TASK DIRECTIONS: Restate every entry word for word.

(Saved entries)
───
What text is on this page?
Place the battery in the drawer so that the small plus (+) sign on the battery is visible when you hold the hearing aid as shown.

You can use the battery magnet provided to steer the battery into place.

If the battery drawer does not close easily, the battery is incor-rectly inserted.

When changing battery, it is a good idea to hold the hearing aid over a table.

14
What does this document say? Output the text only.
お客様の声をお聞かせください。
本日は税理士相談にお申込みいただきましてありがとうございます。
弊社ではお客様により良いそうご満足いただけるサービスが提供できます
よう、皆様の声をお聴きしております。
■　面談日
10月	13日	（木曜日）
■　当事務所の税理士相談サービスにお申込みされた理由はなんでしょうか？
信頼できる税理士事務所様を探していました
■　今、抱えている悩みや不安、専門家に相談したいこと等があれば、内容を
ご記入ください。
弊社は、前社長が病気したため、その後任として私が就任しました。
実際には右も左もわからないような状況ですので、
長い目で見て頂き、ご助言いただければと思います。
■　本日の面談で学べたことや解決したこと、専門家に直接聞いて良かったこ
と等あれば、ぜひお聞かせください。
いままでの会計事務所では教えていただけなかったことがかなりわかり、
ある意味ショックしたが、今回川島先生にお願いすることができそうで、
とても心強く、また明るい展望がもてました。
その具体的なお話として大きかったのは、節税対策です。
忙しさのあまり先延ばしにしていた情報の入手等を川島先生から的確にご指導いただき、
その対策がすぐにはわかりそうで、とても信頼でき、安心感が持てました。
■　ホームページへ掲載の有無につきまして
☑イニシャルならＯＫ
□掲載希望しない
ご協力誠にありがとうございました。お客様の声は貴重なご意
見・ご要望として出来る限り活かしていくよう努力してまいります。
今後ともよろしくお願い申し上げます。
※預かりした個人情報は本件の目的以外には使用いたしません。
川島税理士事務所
───
IN RESPONSE:
What text is on this page?
Place the battery in the drawer so that the small plus (+) sign on the battery is visible when you hold the hearing aid as shown.

You can use the battery magnet provided to steer the battery into place.

If the battery drawer does not close easily, the battery is incor-rectly inserted.

When changing battery, it is a good idea to hold the hearing aid over a table.

14
What does this document say? Output the text only.
お客様の声をお聞かせください。
本日は税理士相談にお申込みいただきましてありがとうございます。
弊社ではお客様により良いそうご満足いただけるサービスが提供できます
よう、皆様の声をお聴きしております。
■　面談日
10月	13日	（木曜日）
■　当事務所の税理士相談サービスにお申込みされた理由はなんでしょうか？
信頼できる税理士事務所様を探していました
■　今、抱えている悩みや不安、専門家に相談したいこと等があれば、内容を
ご記入ください。
弊社は、前社長が病気したため、その後任として私が就任しました。
実際には右も左もわからないような状況ですので、
長い目で見て頂き、ご助言いただければと思います。
■　本日の面談で学べたことや解決したこと、専門家に直接聞いて良かったこ
と等あれば、ぜひお聞かせください。
いままでの会計事務所では教えていただけなかったことがかなりわかり、
ある意味ショックしたが、今回川島先生にお願いすることができそうで、
とても心強く、また明るい展望がもてました。
その具体的なお話として大きかったのは、節税対策です。
忙しさのあまり先延ばしにしていた情報の入手等を川島先生から的確にご指導いただき、
その対策がすぐにはわかりそうで、とても信頼でき、安心感が持てました。
■　ホームページへ掲載の有無につきまして
☑イニシャルならＯＫ
□掲載希望しない
ご協力誠にありがとうございました。お客様の声は貴重なご意
見・ご要望として出来る限り活かしていくよう努力してまいります。
今後ともよろしくお願い申し上げます。
※預かりした個人情報は本件の目的以外には使用いたしません。
川島税理士事務所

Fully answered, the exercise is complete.